- **WRITTEN EXERCISE**: Every line of the material below must be repeated exactly.

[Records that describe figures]
§

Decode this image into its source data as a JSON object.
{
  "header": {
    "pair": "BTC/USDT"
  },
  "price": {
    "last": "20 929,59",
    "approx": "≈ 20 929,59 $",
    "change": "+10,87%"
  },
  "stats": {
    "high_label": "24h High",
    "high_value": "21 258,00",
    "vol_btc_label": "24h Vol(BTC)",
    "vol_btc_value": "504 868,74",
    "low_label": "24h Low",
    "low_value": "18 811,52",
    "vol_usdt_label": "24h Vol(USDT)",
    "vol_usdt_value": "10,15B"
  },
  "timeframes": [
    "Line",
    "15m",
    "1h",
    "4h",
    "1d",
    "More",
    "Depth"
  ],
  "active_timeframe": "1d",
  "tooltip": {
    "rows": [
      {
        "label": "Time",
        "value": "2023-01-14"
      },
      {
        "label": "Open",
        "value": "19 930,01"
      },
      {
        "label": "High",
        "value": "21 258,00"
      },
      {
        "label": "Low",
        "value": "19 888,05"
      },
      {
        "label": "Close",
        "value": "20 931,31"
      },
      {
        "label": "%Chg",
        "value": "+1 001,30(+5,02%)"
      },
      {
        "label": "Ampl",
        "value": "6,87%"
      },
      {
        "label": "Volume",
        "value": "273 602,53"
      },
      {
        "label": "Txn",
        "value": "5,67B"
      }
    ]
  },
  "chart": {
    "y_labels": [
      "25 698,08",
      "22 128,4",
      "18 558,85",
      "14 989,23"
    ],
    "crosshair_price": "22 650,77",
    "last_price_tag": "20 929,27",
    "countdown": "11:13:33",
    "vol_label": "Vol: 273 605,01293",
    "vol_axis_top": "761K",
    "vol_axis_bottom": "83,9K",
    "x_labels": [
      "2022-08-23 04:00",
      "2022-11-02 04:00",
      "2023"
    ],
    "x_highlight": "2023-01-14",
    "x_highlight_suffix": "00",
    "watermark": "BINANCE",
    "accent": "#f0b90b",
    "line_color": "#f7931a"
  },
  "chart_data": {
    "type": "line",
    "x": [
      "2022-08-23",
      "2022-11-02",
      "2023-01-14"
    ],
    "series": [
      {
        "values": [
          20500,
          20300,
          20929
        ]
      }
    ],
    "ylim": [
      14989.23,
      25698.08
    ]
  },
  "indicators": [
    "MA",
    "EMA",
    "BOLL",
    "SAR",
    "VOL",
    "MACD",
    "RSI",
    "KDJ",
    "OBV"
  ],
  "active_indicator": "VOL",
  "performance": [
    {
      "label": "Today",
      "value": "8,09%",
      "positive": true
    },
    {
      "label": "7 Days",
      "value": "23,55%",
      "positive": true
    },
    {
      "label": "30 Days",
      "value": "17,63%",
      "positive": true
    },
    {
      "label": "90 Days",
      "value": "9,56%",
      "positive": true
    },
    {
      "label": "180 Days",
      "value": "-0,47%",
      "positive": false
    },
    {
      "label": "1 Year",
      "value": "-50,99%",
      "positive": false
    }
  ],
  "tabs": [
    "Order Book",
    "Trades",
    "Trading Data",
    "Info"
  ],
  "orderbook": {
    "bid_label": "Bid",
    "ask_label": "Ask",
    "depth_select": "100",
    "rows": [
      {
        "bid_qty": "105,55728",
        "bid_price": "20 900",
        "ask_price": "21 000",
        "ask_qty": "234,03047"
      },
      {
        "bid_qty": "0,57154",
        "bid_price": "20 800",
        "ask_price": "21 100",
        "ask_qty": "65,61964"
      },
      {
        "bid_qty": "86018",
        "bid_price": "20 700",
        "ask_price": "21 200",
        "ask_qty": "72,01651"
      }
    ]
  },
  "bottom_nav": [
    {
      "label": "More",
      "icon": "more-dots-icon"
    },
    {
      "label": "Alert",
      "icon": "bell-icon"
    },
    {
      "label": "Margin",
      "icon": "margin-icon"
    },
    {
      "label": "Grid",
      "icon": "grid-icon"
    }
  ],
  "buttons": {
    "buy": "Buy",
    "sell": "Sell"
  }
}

§

- **WRITTEN ANSWER**:
Decode this image into its source data as a JSON object.
{
  "header": {
    "pair": "BTC/USDT"
  },
  "price": {
    "last": "20 929,59",
    "approx": "≈ 20 929,59 $",
    "change": "+10,87%"
  },
  "stats": {
    "high_label": "24h High",
    "high_value": "21 258,00",
    "vol_btc_label": "24h Vol(BTC)",
    "vol_btc_value": "504 868,74",
    "low_label": "24h Low",
    "low_value": "18 811,52",
    "vol_usdt_label": "24h Vol(USDT)",
    "vol_usdt_value": "10,15B"
  },
  "timeframes": [
    "Line",
    "15m",
    "1h",
    "4h",
    "1d",
    "More",
    "Depth"
  ],
  "active_timeframe": "1d",
  "tooltip": {
    "rows": [
      {
        "label": "Time",
        "value": "2023-01-14"
      },
      {
        "label": "Open",
        "value": "19 930,01"
      },
      {
        "label": "High",
        "value": "21 258,00"
      },
      {
        "label": "Low",
        "value": "19 888,05"
      },
      {
        "label": "Close",
        "value": "20 931,31"
      },
      {
        "label": "%Chg",
        "value": "+1 001,30(+5,02%)"
      },
      {
        "label": "Ampl",
        "value": "6,87%"
      },
      {
        "label": "Volume",
        "value": "273 602,53"
      },
      {
        "label": "Txn",
        "value": "5,67B"
      }
    ]
  },
  "chart": {
    "y_labels": [
      "25 698,08",
      "22 128,4",
      "18 558,85",
      "14 989,23"
    ],
    "crosshair_price": "22 650,77",
    "last_price_tag": "20 929,27",
    "countdown": "11:13:33",
    "vol_label": "Vol: 273 605,01293",
    "vol_axis_top": "761K",
    "vol_axis_bottom": "83,9K",
    "x_labels": [
      "2022-08-23 04:00",
      "2022-11-02 04:00",
      "2023"
    ],
    "x_highlight": "2023-01-14",
    "x_highlight_suffix": "00",
    "watermark": "BINANCE",
    "accent": "#f0b90b",
    "line_color": "#f7931a"
  },
  "chart_data": {
    "type": "line",
    "x": [
      "2022-08-23",
      "2022-11-02",
      "2023-01-14"
    ],
    "series": [
      {
        "values": [
          20500,
          20300,
          20929
        ]
      }
    ],
    "ylim": [
      14989.23,
      25698.08
    ]
  },
  "indicators": [
    "MA",
    "EMA",
    "BOLL",
    "SAR",
    "VOL",
    "MACD",
    "RSI",
    "KDJ",
    "OBV"
  ],
  "active_indicator": "VOL",
  "performance": [
    {
      "label": "Today",
      "value": "8,09%",
      "positive": true
    },
    {
      "label": "7 Days",
      "value": "23,55%",
      "positive": true
    },
    {
      "label": "30 Days",
      "value": "17,63%",
      "positive": true
    },
    {
      "label": "90 Days",
      "value": "9,56%",
      "positive": true
    },
    {
      "label": "180 Days",
      "value": "-0,47%",
      "positive": false
    },
    {
      "label": "1 Year",
      "value": "-50,99%",
      "positive": false
    }
  ],
  "tabs": [
    "Order Book",
    "Trades",
    "Trading Data",
    "Info"
  ],
  "orderbook": {
    "bid_label": "Bid",
    "ask_label": "Ask",
    "depth_select": "100",
    "rows": [
      {
        "bid_qty": "105,55728",
        "bid_price": "20 900",
        "ask_price": "21 000",
        "ask_qty": "234,03047"
      },
      {
        "bid_qty": "0,57154",
        "bid_price": "20 800",
        "ask_price": "21 100",
        "ask_qty": "65,61964"
      },
      {
        "bid_qty": "86018",
        "bid_price": "20 700",
        "ask_price": "21 200",
        "ask_qty": "72,01651"
      }
    ]
  },
  "bottom_nav": [
    {
      "label": "More",
      "icon": "more-dots-icon"
    },
    {
      "label": "Alert",
      "icon": "bell-icon"
    },
    {
      "label": "Margin",
      "icon": "margin-icon"
    },
    {
      "label": "Grid",
      "icon": "grid-icon"
    }
  ],
  "buttons": {
    "buy": "Buy",
    "sell": "Sell"
  }
}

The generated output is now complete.